## GIVEN REQUEST
Retype the stretch of the tax legislation passage below from "(b)if it is" through "paragraph (b) above.", keeping every word and mark unchanged.

In paragraph (a) above “assets of a pension scheme” means assets held for the purposes of a fund or scheme to which any of the provisions mentioned in paragraph (b) above applies..

(6)This section applies to chargeable gains accruing as mentioned in section 13(1) of the Taxation of Chargeable Gains Act 1992 (c. 12) on or after 7th March 2001.

International matters

81Double taxation relief

Schedule 27 to this Act (double taxation relief) has effect.

82Controlled foreign companies: acceptable distribution policy

(1)Part 1 of Schedule 25 to the Taxes Act 1988 (acceptable distribution policy) is amended as follows.

(2)In paragraph 2 (meaning of acceptable distribution policy) at the end of sub-paragraph (1A) (requirement that payment of dividend is taken into account in computing corporation tax) add— and—

(a)it is chargeable neither under Case I of Schedule D nor under Case VI of that Schedule in circumstances where by virtue of section 436, 439B or 441 profits are computed in accordance with the provisions of this Act applicable to Case I; or

(b)if it is chargeable under Case I, or under Case VI in the circumstances described in paragraph (a) above, it is not involved in a UK tax avoidance scheme;

and paragraph 2B below has effect for the purposes of paragraph (b) above.

(3)After paragraph 2A insert—

2B(1)This paragraph has effect for the purposes of paragraph 2(1A)(b) above.

(2)No payment of dividend by a controlled foreign company for an accounting period shall be regarded as involved in a UK tax avoidance scheme by reason only that there is no charge to tax under section 747(4)(a) if the controlled foreign company pursues an acceptable distribution policy for that accounting period.

(3)“UK tax avoidance scheme” means a scheme or arrangement the purpose, or one of the main purposes, of which is to achieve a reduction in United Kingdom tax.

(4)A scheme or arrangement achieves a reduction in United Kingdom tax if, apart from the scheme or arrangement, any company—

(a)would have been liable for any such tax or for a greater amount of any such tax; or

(b)would not have been entitled to a relief from or repayment of any such tax or would have been entitled to a smaller relief from or repayment of any such tax.

(5)In this paragraph—

  • “arrangement” means an arrangement of any kind, whether in writing or not;

  • “United Kingdom tax” means corporation tax or any tax chargeable as if it were corporation tax..

(4)In paragraph 4 (controlled foreign company dividends passing up a chain of related companies) at the end of sub-paragraph (1) (which provides for a payment made by a controlled foreign company to be regarded as made to a United Kingdom resident) add “and shall be taken to satisfy the conditions in paragraph 2(1A) above”.

## PROVIDED DATA
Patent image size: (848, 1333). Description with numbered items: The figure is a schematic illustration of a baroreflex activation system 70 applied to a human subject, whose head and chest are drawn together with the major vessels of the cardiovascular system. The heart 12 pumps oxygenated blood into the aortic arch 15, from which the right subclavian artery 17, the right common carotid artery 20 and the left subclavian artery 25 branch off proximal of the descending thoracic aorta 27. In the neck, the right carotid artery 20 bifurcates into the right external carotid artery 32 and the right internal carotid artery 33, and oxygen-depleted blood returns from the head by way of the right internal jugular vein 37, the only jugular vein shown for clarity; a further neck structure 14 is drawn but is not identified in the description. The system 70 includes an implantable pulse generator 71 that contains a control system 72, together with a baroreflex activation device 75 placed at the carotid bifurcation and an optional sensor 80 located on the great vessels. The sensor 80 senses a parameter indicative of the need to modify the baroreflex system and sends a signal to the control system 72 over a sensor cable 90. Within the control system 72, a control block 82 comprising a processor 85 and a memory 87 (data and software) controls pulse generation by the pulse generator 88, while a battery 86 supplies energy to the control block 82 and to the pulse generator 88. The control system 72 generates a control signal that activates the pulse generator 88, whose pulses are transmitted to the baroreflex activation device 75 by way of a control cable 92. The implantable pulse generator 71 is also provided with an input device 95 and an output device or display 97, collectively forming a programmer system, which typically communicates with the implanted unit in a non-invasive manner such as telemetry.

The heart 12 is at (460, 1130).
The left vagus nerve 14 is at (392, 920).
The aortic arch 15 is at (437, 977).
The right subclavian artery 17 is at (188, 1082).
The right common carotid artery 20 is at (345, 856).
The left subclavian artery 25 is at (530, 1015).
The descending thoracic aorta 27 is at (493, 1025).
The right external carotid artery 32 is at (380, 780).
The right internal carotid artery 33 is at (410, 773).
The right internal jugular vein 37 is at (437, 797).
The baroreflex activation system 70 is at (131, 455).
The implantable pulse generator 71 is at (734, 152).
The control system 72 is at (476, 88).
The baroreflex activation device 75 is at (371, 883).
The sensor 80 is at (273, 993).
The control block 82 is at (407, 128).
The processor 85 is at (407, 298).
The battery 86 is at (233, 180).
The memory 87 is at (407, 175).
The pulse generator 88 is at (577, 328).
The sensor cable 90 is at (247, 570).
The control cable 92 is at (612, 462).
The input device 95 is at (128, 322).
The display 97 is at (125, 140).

## THE OUTPUT
(b)if it is chargeable under Case I, or under Case VI in the circumstances described in paragraph (a) above, it is not involved in a UK tax avoidance scheme;

and paragraph 2B below has effect for the purposes of paragraph (b) above.